=== Exercise material ===
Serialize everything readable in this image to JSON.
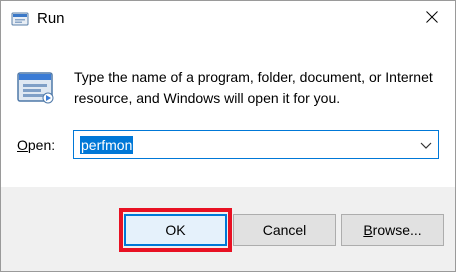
{
  "window": {
    "title": "Run",
    "close_icon": "close-icon",
    "app_icon": "run-app-icon"
  },
  "content": {
    "description": "Type the name of a program, folder, document, or Internet resource, and Windows will open it for you.",
    "open_label_mnemonic": "O",
    "open_label_rest": "pen:",
    "open_value": "perfmon",
    "dropdown_icon": "chevron-down-icon"
  },
  "buttons": {
    "ok_label": "OK",
    "cancel_label": "Cancel",
    "browse_mnemonic": "B",
    "browse_rest": "rowse..."
  },
  "colors": {
    "accent": "#0078d7",
    "highlight": "#e81123",
    "footer_bg": "#f0f0f0",
    "button_bg": "#e1e1e1"
  }
}
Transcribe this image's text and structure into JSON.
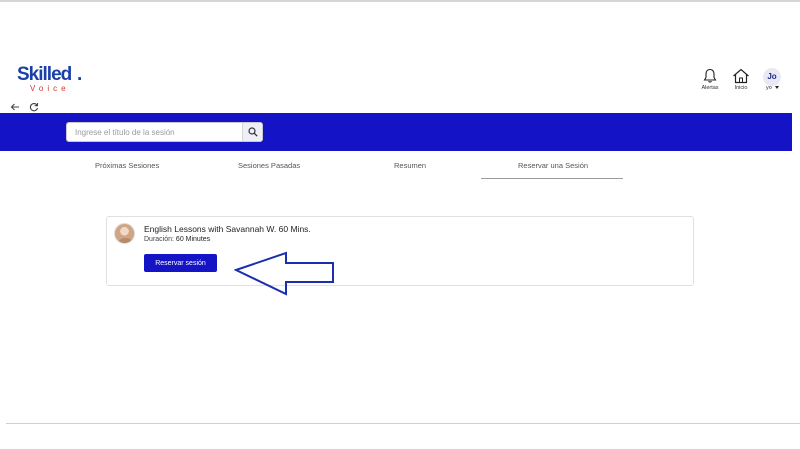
{
  "brand": {
    "name": "Skilled",
    "dot": ".",
    "tagline": "Voice"
  },
  "header": {
    "alerts_label": "Alertas",
    "home_label": "Inicio",
    "user_initials": "Jo",
    "user_menu_label": "yo"
  },
  "search": {
    "placeholder": "Ingrese el título de la sesión",
    "value": ""
  },
  "tabs": [
    {
      "label": "Próximas Sesiones"
    },
    {
      "label": "Sesiones Pasadas"
    },
    {
      "label": "Resumen"
    },
    {
      "label": "Reservar una Sesión",
      "active": true
    }
  ],
  "session": {
    "title": "English Lessons with Savannah W. 60 Mins.",
    "duration_label": "Duración:",
    "duration_value": "60 Minutes",
    "book_button": "Reservar sesión"
  },
  "colors": {
    "brand_blue": "#1414c6",
    "logo_blue": "#1a3fa8",
    "logo_red": "#d0342c",
    "arrow_blue": "#1a2fb0"
  },
  "icons": [
    "bell-icon",
    "home-icon",
    "back-arrow-icon",
    "refresh-icon",
    "search-icon",
    "caret-down-icon",
    "pointing-arrow-icon"
  ]
}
===
With the pictures omitted, reproduce the records in full and exactly.

= Exercise solution =
Serialize everything readable in this image to JSON.
{
  "window": {
    "title": "Run",
    "close_icon": "close-icon",
    "app_icon": "run-app-icon"
  },
  "content": {
    "description": "Type the name of a program, folder, document, or Internet resource, and Windows will open it for you.",
    "open_label_mnemonic": "O",
    "open_label_rest": "pen:",
    "open_value": "perfmon",
    "dropdown_icon": "chevron-down-icon"
  },
  "buttons": {
    "ok_label": "OK",
    "cancel_label": "Cancel",
    "browse_mnemonic": "B",
    "browse_rest": "rowse..."
  },
  "colors": {
    "accent": "#0078d7",
    "highlight": "#e81123",
    "footer_bg": "#f0f0f0",
    "button_bg": "#e1e1e1"
  }
}
Transcribe this image's text and structure into JSON.
{
  "brand": {
    "name": "Skilled",
    "dot": ".",
    "tagline": "Voice"
  },
  "header": {
    "alerts_label": "Alertas",
    "home_label": "Inicio",
    "user_initials": "Jo",
    "user_menu_label": "yo"
  },
  "search": {
    "placeholder": "Ingrese el título de la sesión",
    "value": ""
  },
  "tabs": [
    {
      "label": "Próximas Sesiones"
    },
    {
      "label": "Sesiones Pasadas"
    },
    {
      "label": "Resumen"
    },
    {
      "label": "Reservar una Sesión",
      "active": true
    }
  ],
  "session": {
    "title": "English Lessons with Savannah W. 60 Mins.",
    "duration_label": "Duración:",
    "duration_value": "60 Minutes",
    "book_button": "Reservar sesión"
  },
  "colors": {
    "brand_blue": "#1414c6",
    "logo_blue": "#1a3fa8",
    "logo_red": "#d0342c",
    "arrow_blue": "#1a2fb0"
  },
  "icons": [
    "bell-icon",
    "home-icon",
    "back-arrow-icon",
    "refresh-icon",
    "search-icon",
    "caret-down-icon",
    "pointing-arrow-icon"
  ]
}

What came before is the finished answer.